-- Job a --
In the spatial layout listing, could you replace "interactable" with "clickable" in everything from the line containing "1040, 546, 1098]" down to the line containing "1040, 418, 1098]", and give those lines back with nothing else changed?

-- Passage given --
++++++++++

To be honest, when I started as an agency assistant, life was hard. In my second week, I remember staying until 10pm eating ramen alone at my desk wondering what the hell I had gotten myself into. I broke up with my boyfriend at the time because he didn’t understand why I would *want* to spend 11+ hours at a desk answering a phone and sending a million of emails.
yes, that is a stockpile of food under my desk for inevitable late nights during my first three weeks
Now, just three months in, everything’s changed: I’ve mastered many aspects of my job that were once overwhelming, I’m meeting incredible people who work in the industry from our talented writer clients to network executives, I’ve learned so much from my boss, a successful TV lit agent who is so inspiring to me — and most importantly, I’ve carved out time to write, network, and advance my own career goals on top of working eleven hours a day.
After honing my taste, my systems, and seeking out what parts of the job are most valuable, I’m happy — and here to share how to survive (and thrive) as an agency assistant.
Why Go the Agency Route?
First off, it’s not for everyone. It’s a fast-paced job with long hours — and most places you get paid minimum wage (or a dollar or two above) plus overtime and benefits. Some agents (luckily not mine) are demanding and challenging, and you have to grow thick skin to deal with some of the abuse.
However, the payoffs are huge: agents are at the center of it all, so their ability to help you find that perfect next job is key to getting your career to the next step. You’re constantly communicating with writers, execs (or their assistants), showrunner’s assistants, and other assistants who will one day run this town. The networking opportunities are unlike any other job, and you’ll learn every aspect of the business. It’s a grad school you get paid to attend as long as you can keep up with the pace and intensity.

++++++++++

[Spatial layout entries]

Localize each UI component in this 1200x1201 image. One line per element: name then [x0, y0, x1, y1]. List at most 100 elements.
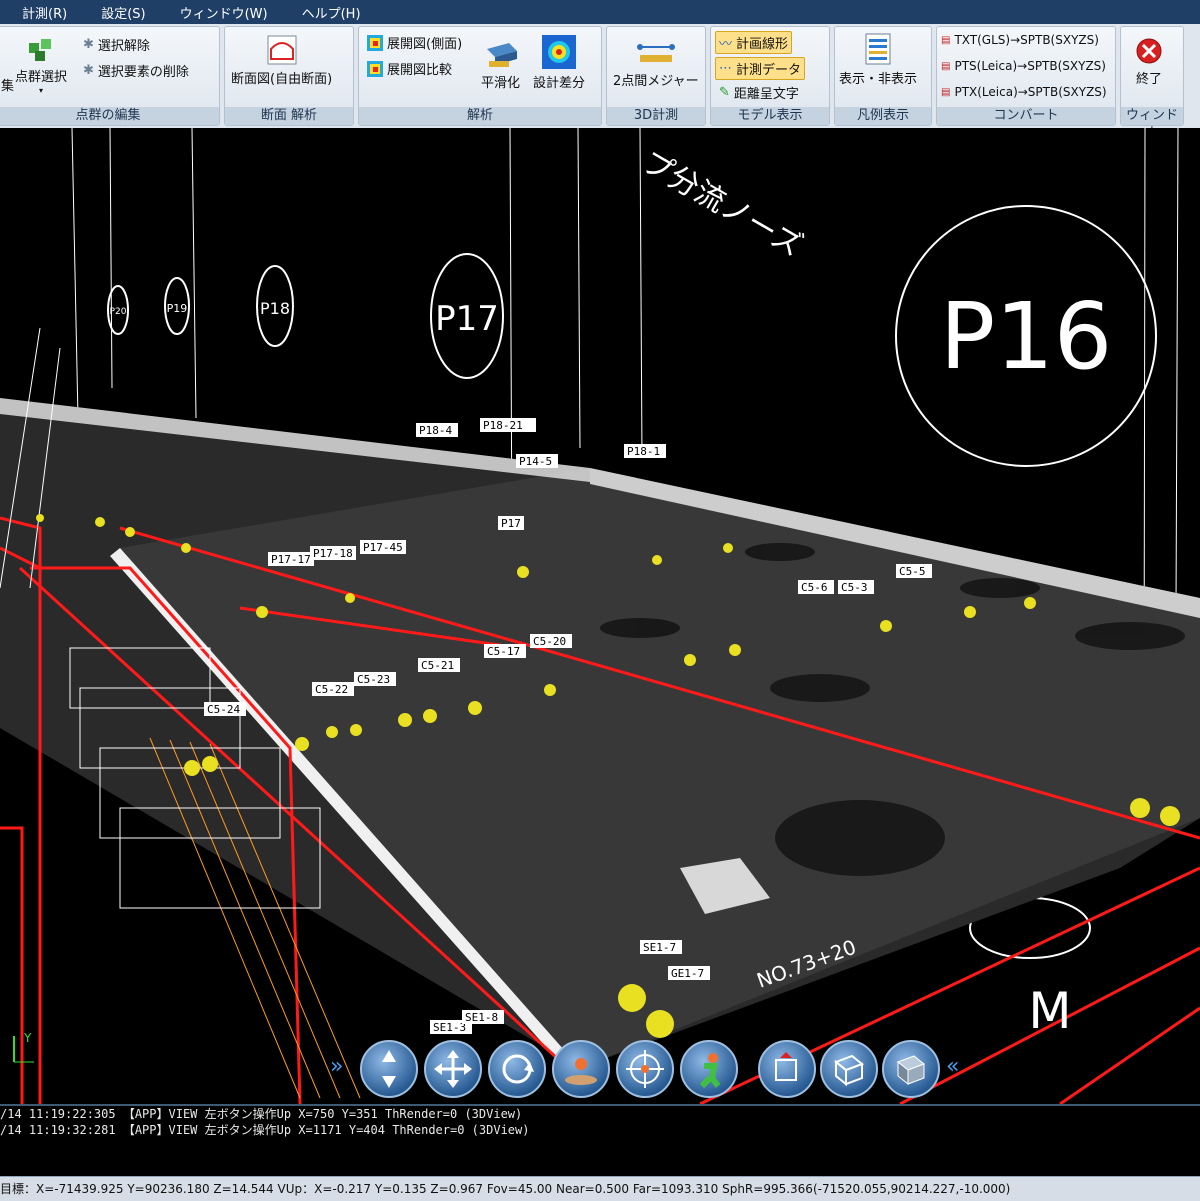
rotate-button[interactable]	[488, 1040, 546, 1098]
delete-icon: ✱	[83, 63, 94, 78]
rotate-icon	[502, 1054, 534, 1084]
heatmap-icon	[367, 34, 383, 51]
exit-icon	[1136, 38, 1162, 64]
walk-button[interactable]	[680, 1040, 738, 1098]
select-cut-button[interactable]: 集	[1, 75, 14, 94]
pier-label-p20: P20	[110, 307, 127, 317]
note-label: プ分流ノーズ	[636, 145, 808, 265]
section-icon	[267, 35, 297, 65]
status-bar: 目標：X=-71439.925 Y=90236.180 Z=14.544 VUp…	[0, 1176, 1200, 1201]
smoothing-button[interactable]: 平滑化	[481, 39, 520, 91]
zoom-button[interactable]	[360, 1040, 418, 1098]
view-solid-button[interactable]	[882, 1040, 940, 1098]
menu-settings[interactable]: 設定(S)	[101, 3, 145, 22]
log-line: /14 11:19:22:305 【APP】VIEW 左ボタン操作Up X=75…	[0, 1107, 523, 1121]
smoothing-icon	[486, 43, 517, 67]
tag: C5-3	[838, 580, 874, 594]
convert-txt-button[interactable]: ▤ TXT(GLS)→SPTB(SXYZS)	[941, 33, 1099, 47]
cubes-icon	[29, 39, 51, 61]
development-compare-button[interactable]: 展開図比較	[367, 59, 452, 78]
svg-text:C5-17: C5-17	[487, 645, 520, 658]
dots-icon: ⋯	[719, 61, 732, 76]
group-label: 凡例表示	[835, 107, 931, 125]
design-diff-icon	[542, 35, 576, 69]
walker-icon	[699, 1053, 721, 1089]
exit-label: 終了	[1135, 72, 1162, 87]
two-point-measure-button[interactable]: 2点間メジャー	[613, 39, 699, 89]
select-cut-label: 集	[1, 79, 15, 94]
text-icon: ✎	[719, 85, 730, 100]
tag: C5-21	[418, 658, 460, 672]
tag: C5-23	[354, 672, 396, 686]
pan-arrows-icon	[434, 1050, 472, 1088]
development-side-label: 展開図(側面)	[387, 37, 463, 52]
dropdown-arrow-icon: ▾	[39, 86, 44, 95]
pan-button[interactable]	[424, 1040, 482, 1098]
group-pointcloud-edit: 集 点群選択 ▾ ✱ 選択解除 ✱ 選択要素の削除 点群の編集	[0, 26, 220, 126]
group-analysis: 展開図(側面) 展開図比較 平滑化 設計差分 解析	[358, 26, 602, 126]
convert-ptx-button[interactable]: ▤ PTX(Leica)→SPTB(SXYZS)	[941, 85, 1107, 99]
group-model-display: 〰計画線形 ⋯ 計測データ ✎ 距離呈文字 モデル表示	[710, 26, 830, 126]
deselect-label: 選択解除	[97, 39, 150, 54]
axis-gizmo: Y	[13, 1031, 34, 1063]
svg-text:P17-17: P17-17	[271, 553, 311, 566]
tag: C5-6	[798, 580, 834, 594]
svg-text:C5-21: C5-21	[421, 659, 454, 672]
focus-target-button[interactable]	[616, 1040, 674, 1098]
convert-txt-label: TXT(GLS)→SPTB(SXYZS)	[954, 33, 1099, 47]
plan-alignment-button[interactable]: 〰計画線形	[715, 31, 793, 54]
tag: C5-22	[312, 682, 354, 696]
delete-selection-label: 選択要素の削除	[97, 65, 189, 80]
crosshair-icon	[626, 1050, 664, 1088]
group-legend: 表示・非表示 凡例表示	[834, 26, 932, 126]
group-label: 3D計測	[607, 107, 705, 125]
view-top-button[interactable]	[758, 1040, 816, 1098]
svg-text:C5-6: C5-6	[801, 581, 828, 594]
tag: P18-4	[416, 423, 458, 437]
group-label: 解析	[359, 107, 601, 125]
plan-alignment-label: 計画線形	[736, 37, 789, 52]
group-label: ウィンドウ	[1121, 107, 1183, 141]
group-3d-measure: 2点間メジャー 3D計測	[606, 26, 706, 126]
svg-text:P14-5: P14-5	[519, 455, 552, 468]
target-point-button[interactable]	[552, 1040, 610, 1098]
smoothing-label: 平滑化	[481, 76, 521, 91]
distance-text-button[interactable]: ✎ 距離呈文字	[719, 83, 799, 102]
svg-text:SE1-3: SE1-3	[433, 1021, 466, 1034]
show-hide-button[interactable]: 表示・非表示	[839, 33, 917, 87]
group-label: モデル表示	[711, 107, 829, 125]
svg-text:C5-22: C5-22	[315, 683, 348, 696]
view-perspective-button[interactable]	[820, 1040, 878, 1098]
menu-measure[interactable]: 計測(R)	[22, 3, 67, 22]
design-diff-button[interactable]: 設計差分	[533, 35, 585, 91]
development-side-button[interactable]: 展開図(側面)	[367, 33, 462, 52]
tag: C5-20	[530, 634, 572, 648]
target-person-icon	[565, 1058, 597, 1085]
menu-help[interactable]: ヘルプ(H)	[302, 3, 361, 22]
section-view-button[interactable]: 断面図(自由断面)	[231, 35, 332, 87]
scene-canvas[interactable]: P16 P17 P18 P19 P20 プ分流ノーズ P18-4 P18-21 …	[0, 128, 1200, 1104]
tag: P17-17	[268, 552, 314, 566]
measured-data-button[interactable]: ⋯ 計測データ	[715, 57, 806, 80]
3d-viewport[interactable]: P16 P17 P18 P19 P20 プ分流ノーズ P18-4 P18-21 …	[0, 128, 1200, 1104]
convert-pts-label: PTS(Leica)→SPTB(SXYZS)	[954, 59, 1106, 73]
convert-pts-button[interactable]: ▤ PTS(Leica)→SPTB(SXYZS)	[941, 59, 1106, 73]
two-point-measure-label: 2点間メジャー	[613, 74, 699, 89]
svg-text:C5-24: C5-24	[207, 703, 240, 716]
exit-button[interactable]: 終了	[1135, 37, 1163, 87]
pointcloud-select-button[interactable]: 点群選択 ▾	[15, 35, 67, 95]
svg-text:C5-23: C5-23	[357, 673, 390, 686]
deselect-button[interactable]: ✱ 選択解除	[83, 35, 150, 54]
menu-window[interactable]: ウィンドウ(W)	[180, 3, 268, 22]
log-panel[interactable]: /14 11:19:22:305 【APP】VIEW 左ボタン操作Up X=75…	[0, 1104, 1200, 1178]
show-hide-label: 表示・非表示	[839, 72, 918, 87]
solid-cube-icon	[897, 1055, 925, 1086]
log-line: /14 11:19:32:281 【APP】VIEW 左ボタン操作Up X=11…	[0, 1123, 530, 1137]
tag: C5-24	[204, 702, 246, 716]
group-window: 終了 ウィンドウ	[1120, 26, 1184, 141]
chevron-right-icon[interactable]: »	[330, 1054, 343, 1079]
pier-label-p19: P19	[167, 302, 188, 315]
chevron-left-icon[interactable]: «	[946, 1054, 959, 1079]
delete-selection-button[interactable]: ✱ 選択要素の削除	[83, 61, 189, 80]
deselect-icon: ✱	[83, 37, 94, 52]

++++++++++

-- Job b --
Could you write the next part of the piece about working as an agency assistant, picking up right after its final sentence?

-- Written response a --
rotate-button[clickable]	[488, 1040, 546, 1098]
delete-icon: ✱	[83, 63, 94, 78]
rotate-icon	[502, 1054, 534, 1084]
heatmap-icon	[367, 34, 383, 51]
exit-icon	[1136, 38, 1162, 64]
walk-button[clickable]	[680, 1040, 738, 1098]
select-cut-button[clickable]: 集	[1, 75, 14, 94]
pier-label-p20: P20	[110, 307, 127, 317]
note-label: プ分流ノーズ	[636, 145, 808, 265]
section-icon	[267, 35, 297, 65]
status-bar: 目標：X=-71439.925 Y=90236.180 Z=14.544 VUp…	[0, 1176, 1200, 1201]
smoothing-button[clickable]: 平滑化	[481, 39, 520, 91]
zoom-button[clickable]	[360, 1040, 418, 1098]

-- Written response b --
How to Become an Agent’s Assistant
You start as we all did: in the mailroom. At some places, you need to say you aspire to be an agent in order to get the gig, and at others — not so much. I was lucky to do my time in the mailroom while I was in school, and hopped on a desk right when I graduated from USC.
When picking your agency, get to know the culture of the different places. WME and CAA (known as the “Death Star”) are behemoths that may be powerful, but are also huge corporations. Smaller places like Verve are warmer and less competitive, which is great if you’re looking to spend some time learning and move on from there, or if you’ve done your time at CAA and WME and are looking to get promoted to being an agent. (As a writer, I went with Verve because a lot of USC students ended up there post-grad, and I knew it was on the friendlier side.)
Once you’re actually in the mailroom, you’ll be asked to do a lot of menial tasks. Do these like they’re the most important job you have, because these are in a way “tests” that show you’re detail oriented and competent enough to land a desk. Learn the office, learn the personalities, and stick around for long enough for the right desk to open up.